• **To be done**: Every record must be written out once more, with nothing added or omitted.

• **Records from a dataset**:
※ ※ ※

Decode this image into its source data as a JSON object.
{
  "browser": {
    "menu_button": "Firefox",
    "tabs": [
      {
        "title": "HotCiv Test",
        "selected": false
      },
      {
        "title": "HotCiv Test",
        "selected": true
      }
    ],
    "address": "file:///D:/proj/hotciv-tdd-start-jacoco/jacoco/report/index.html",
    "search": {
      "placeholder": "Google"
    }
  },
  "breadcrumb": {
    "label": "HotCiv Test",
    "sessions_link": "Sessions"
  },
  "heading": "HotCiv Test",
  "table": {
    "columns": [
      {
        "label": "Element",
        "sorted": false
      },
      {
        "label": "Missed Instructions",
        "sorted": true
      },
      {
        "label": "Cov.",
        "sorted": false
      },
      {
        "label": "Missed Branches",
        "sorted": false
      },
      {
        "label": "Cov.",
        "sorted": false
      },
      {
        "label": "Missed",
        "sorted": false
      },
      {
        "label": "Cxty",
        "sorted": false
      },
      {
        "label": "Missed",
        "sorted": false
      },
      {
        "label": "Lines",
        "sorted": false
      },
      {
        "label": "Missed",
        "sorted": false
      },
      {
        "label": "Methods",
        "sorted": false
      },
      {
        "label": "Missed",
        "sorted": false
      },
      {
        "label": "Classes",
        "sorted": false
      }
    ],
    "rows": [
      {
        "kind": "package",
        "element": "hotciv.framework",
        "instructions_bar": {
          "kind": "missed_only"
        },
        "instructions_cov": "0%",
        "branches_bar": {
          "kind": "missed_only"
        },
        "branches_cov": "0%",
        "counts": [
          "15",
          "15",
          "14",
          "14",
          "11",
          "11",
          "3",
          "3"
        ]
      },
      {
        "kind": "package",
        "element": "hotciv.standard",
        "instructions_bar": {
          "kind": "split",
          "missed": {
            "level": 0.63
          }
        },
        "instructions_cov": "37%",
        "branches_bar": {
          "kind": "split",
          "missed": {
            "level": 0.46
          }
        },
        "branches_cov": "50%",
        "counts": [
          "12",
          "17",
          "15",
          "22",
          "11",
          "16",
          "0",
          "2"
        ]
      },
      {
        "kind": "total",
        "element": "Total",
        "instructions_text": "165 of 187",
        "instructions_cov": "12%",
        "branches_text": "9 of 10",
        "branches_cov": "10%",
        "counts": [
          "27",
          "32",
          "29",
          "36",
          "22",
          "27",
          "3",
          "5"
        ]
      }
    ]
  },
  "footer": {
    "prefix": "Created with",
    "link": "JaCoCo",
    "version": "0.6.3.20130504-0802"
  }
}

※ ※ ※

• **Output of the exercise**:
Decode this image into its source data as a JSON object.
{
  "browser": {
    "menu_button": "Firefox",
    "tabs": [
      {
        "title": "HotCiv Test",
        "selected": false
      },
      {
        "title": "HotCiv Test",
        "selected": true
      }
    ],
    "address": "file:///D:/proj/hotciv-tdd-start-jacoco/jacoco/report/index.html",
    "search": {
      "placeholder": "Google"
    }
  },
  "breadcrumb": {
    "label": "HotCiv Test",
    "sessions_link": "Sessions"
  },
  "heading": "HotCiv Test",
  "table": {
    "columns": [
      {
        "label": "Element",
        "sorted": false
      },
      {
        "label": "Missed Instructions",
        "sorted": true
      },
      {
        "label": "Cov.",
        "sorted": false
      },
      {
        "label": "Missed Branches",
        "sorted": false
      },
      {
        "label": "Cov.",
        "sorted": false
      },
      {
        "label": "Missed",
        "sorted": false
      },
      {
        "label": "Cxty",
        "sorted": false
      },
      {
        "label": "Missed",
        "sorted": false
      },
      {
        "label": "Lines",
        "sorted": false
      },
      {
        "label": "Missed",
        "sorted": false
      },
      {
        "label": "Methods",
        "sorted": false
      },
      {
        "label": "Missed",
        "sorted": false
      },
      {
        "label": "Classes",
        "sorted": false
      }
    ],
    "rows": [
      {
        "kind": "package",
        "element": "hotciv.framework",
        "instructions_bar": {
          "kind": "missed_only"
        },
        "instructions_cov": "0%",
        "branches_bar": {
          "kind": "missed_only"
        },
        "branches_cov": "0%",
        "counts": [
          "15",
          "15",
          "14",
          "14",
          "11",
          "11",
          "3",
          "3"
        ]
      },
      {
        "kind": "package",
        "element": "hotciv.standard",
        "instructions_bar": {
          "kind": "split",
          "missed": {
            "level": 0.63
          }
        },
        "instructions_cov": "37%",
        "branches_bar": {
          "kind": "split",
          "missed": {
            "level": 0.46
          }
        },
        "branches_cov": "50%",
        "counts": [
          "12",
          "17",
          "15",
          "22",
          "11",
          "16",
          "0",
          "2"
        ]
      },
      {
        "kind": "total",
        "element": "Total",
        "instructions_text": "165 of 187",
        "instructions_cov": "12%",
        "branches_text": "9 of 10",
        "branches_cov": "10%",
        "counts": [
          "27",
          "32",
          "29",
          "36",
          "22",
          "27",
          "3",
          "5"
        ]
      }
    ]
  },
  "footer": {
    "prefix": "Created with",
    "link": "JaCoCo",
    "version": "0.6.3.20130504-0802"
  }
}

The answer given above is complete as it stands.